• _Your objective_
Take the data below and repeat it exactly.
# # # # # # #
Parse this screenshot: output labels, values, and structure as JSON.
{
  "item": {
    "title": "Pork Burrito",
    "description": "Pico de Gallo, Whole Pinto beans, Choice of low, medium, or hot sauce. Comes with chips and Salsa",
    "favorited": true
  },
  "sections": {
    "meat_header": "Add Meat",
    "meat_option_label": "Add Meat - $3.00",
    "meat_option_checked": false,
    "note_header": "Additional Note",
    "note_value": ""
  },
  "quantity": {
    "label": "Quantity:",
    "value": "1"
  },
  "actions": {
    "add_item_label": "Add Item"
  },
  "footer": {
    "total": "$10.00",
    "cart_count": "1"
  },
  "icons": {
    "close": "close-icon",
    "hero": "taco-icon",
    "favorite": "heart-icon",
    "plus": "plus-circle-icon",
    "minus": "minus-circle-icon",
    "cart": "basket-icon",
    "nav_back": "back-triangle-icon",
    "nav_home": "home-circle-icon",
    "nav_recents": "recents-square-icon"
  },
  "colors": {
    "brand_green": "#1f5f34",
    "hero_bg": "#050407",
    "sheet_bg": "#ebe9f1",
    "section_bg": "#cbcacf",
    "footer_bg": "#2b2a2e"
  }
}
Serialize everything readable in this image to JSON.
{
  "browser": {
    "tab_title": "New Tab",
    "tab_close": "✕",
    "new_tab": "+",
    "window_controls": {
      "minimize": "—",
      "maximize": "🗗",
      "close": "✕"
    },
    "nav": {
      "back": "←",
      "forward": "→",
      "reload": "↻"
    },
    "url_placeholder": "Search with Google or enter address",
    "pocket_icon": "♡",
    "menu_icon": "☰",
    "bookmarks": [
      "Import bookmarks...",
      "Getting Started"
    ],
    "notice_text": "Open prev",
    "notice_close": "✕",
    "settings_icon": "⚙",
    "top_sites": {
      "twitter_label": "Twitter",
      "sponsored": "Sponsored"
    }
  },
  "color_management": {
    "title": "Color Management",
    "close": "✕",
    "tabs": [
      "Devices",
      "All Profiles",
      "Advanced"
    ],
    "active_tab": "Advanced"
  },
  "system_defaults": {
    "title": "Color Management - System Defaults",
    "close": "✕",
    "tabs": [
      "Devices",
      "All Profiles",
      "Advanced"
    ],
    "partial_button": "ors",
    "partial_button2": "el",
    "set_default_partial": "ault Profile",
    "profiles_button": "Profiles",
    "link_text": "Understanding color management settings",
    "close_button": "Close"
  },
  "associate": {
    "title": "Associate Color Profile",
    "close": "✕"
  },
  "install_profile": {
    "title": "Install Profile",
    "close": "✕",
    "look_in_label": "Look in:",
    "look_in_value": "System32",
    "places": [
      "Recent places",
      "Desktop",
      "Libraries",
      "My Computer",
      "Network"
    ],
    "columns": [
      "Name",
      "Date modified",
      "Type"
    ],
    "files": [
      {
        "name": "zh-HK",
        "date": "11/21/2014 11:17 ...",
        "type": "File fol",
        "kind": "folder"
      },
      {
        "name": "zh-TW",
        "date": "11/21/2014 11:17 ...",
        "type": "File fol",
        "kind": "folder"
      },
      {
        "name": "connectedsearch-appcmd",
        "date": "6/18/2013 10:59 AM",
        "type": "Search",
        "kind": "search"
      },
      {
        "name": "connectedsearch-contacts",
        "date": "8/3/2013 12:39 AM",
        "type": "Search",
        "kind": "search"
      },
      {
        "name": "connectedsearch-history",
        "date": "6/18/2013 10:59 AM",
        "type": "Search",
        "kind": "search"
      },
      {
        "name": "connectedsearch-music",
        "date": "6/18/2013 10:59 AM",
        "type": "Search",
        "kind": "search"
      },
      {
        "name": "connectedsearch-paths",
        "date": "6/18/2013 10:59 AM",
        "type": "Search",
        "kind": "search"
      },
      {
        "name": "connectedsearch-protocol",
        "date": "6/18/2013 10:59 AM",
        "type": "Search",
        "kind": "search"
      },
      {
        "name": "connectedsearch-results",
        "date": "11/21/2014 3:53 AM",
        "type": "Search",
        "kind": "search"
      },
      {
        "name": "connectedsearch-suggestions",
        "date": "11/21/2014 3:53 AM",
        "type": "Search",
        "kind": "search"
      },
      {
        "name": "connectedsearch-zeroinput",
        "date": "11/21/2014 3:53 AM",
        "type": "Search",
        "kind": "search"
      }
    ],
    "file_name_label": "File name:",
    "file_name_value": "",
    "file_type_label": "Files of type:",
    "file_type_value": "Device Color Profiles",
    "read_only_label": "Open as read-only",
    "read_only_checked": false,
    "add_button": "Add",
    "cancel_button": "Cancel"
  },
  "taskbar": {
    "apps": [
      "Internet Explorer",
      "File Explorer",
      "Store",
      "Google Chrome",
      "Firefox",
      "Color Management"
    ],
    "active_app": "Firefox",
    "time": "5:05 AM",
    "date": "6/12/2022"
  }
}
# # # # # # #
• _Task response_
Parse this screenshot: output labels, values, and structure as JSON.
{
  "item": {
    "title": "Pork Burrito",
    "description": "Pico de Gallo, Whole Pinto beans, Choice of low, medium, or hot sauce. Comes with chips and Salsa",
    "favorited": true
  },
  "sections": {
    "meat_header": "Add Meat",
    "meat_option_label": "Add Meat - $3.00",
    "meat_option_checked": false,
    "note_header": "Additional Note",
    "note_value": ""
  },
  "quantity": {
    "label": "Quantity:",
    "value": "1"
  },
  "actions": {
    "add_item_label": "Add Item"
  },
  "footer": {
    "total": "$10.00",
    "cart_count": "1"
  },
  "icons": {
    "close": "close-icon",
    "hero": "taco-icon",
    "favorite": "heart-icon",
    "plus": "plus-circle-icon",
    "minus": "minus-circle-icon",
    "cart": "basket-icon",
    "nav_back": "back-triangle-icon",
    "nav_home": "home-circle-icon",
    "nav_recents": "recents-square-icon"
  },
  "colors": {
    "brand_green": "#1f5f34",
    "hero_bg": "#050407",
    "sheet_bg": "#ebe9f1",
    "section_bg": "#cbcacf",
    "footer_bg": "#2b2a2e"
  }
}
Serialize everything readable in this image to JSON.
{
  "browser": {
    "tab_title": "New Tab",
    "tab_close": "✕",
    "new_tab": "+",
    "window_controls": {
      "minimize": "—",
      "maximize": "🗗",
      "close": "✕"
    },
    "nav": {
      "back": "←",
      "forward": "→",
      "reload": "↻"
    },
    "url_placeholder": "Search with Google or enter address",
    "pocket_icon": "♡",
    "menu_icon": "☰",
    "bookmarks": [
      "Import bookmarks...",
      "Getting Started"
    ],
    "notice_text": "Open prev",
    "notice_close": "✕",
    "settings_icon": "⚙",
    "top_sites": {
      "twitter_label": "Twitter",
      "sponsored": "Sponsored"
    }
  },
  "color_management": {
    "title": "Color Management",
    "close": "✕",
    "tabs": [
      "Devices",
      "All Profiles",
      "Advanced"
    ],
    "active_tab": "Advanced"
  },
  "system_defaults": {
    "title": "Color Management - System Defaults",
    "close": "✕",
    "tabs": [
      "Devices",
      "All Profiles",
      "Advanced"
    ],
    "partial_button": "ors",
    "partial_button2": "el",
    "set_default_partial": "ault Profile",
    "profiles_button": "Profiles",
    "link_text": "Understanding color management settings",
    "close_button": "Close"
  },
  "associate": {
    "title": "Associate Color Profile",
    "close": "✕"
  },
  "install_profile": {
    "title": "Install Profile",
    "close": "✕",
    "look_in_label": "Look in:",
    "look_in_value": "System32",
    "places": [
      "Recent places",
      "Desktop",
      "Libraries",
      "My Computer",
      "Network"
    ],
    "columns": [
      "Name",
      "Date modified",
      "Type"
    ],
    "files": [
      {
        "name": "zh-HK",
        "date": "11/21/2014 11:17 ...",
        "type": "File fol",
        "kind": "folder"
      },
      {
        "name": "zh-TW",
        "date": "11/21/2014 11:17 ...",
        "type": "File fol",
        "kind": "folder"
      },
      {
        "name": "connectedsearch-appcmd",
        "date": "6/18/2013 10:59 AM",
        "type": "Search",
        "kind": "search"
      },
      {
        "name": "connectedsearch-contacts",
        "date": "8/3/2013 12:39 AM",
        "type": "Search",
        "kind": "search"
      },
      {
        "name": "connectedsearch-history",
        "date": "6/18/2013 10:59 AM",
        "type": "Search",
        "kind": "search"
      },
      {
        "name": "connectedsearch-music",
        "date": "6/18/2013 10:59 AM",
        "type": "Search",
        "kind": "search"
      },
      {
        "name": "connectedsearch-paths",
        "date": "6/18/2013 10:59 AM",
        "type": "Search",
        "kind": "search"
      },
      {
        "name": "connectedsearch-protocol",
        "date": "6/18/2013 10:59 AM",
        "type": "Search",
        "kind": "search"
      },
      {
        "name": "connectedsearch-results",
        "date": "11/21/2014 3:53 AM",
        "type": "Search",
        "kind": "search"
      },
      {
        "name": "connectedsearch-suggestions",
        "date": "11/21/2014 3:53 AM",
        "type": "Search",
        "kind": "search"
      },
      {
        "name": "connectedsearch-zeroinput",
        "date": "11/21/2014 3:53 AM",
        "type": "Search",
        "kind": "search"
      }
    ],
    "file_name_label": "File name:",
    "file_name_value": "",
    "file_type_label": "Files of type:",
    "file_type_value": "Device Color Profiles",
    "read_only_label": "Open as read-only",
    "read_only_checked": false,
    "add_button": "Add",
    "cancel_button": "Cancel"
  },
  "taskbar": {
    "apps": [
      "Internet Explorer",
      "File Explorer",
      "Store",
      "Google Chrome",
      "Firefox",
      "Color Management"
    ],
    "active_app": "Firefox",
    "time": "5:05 AM",
    "date": "6/12/2022"
  }
}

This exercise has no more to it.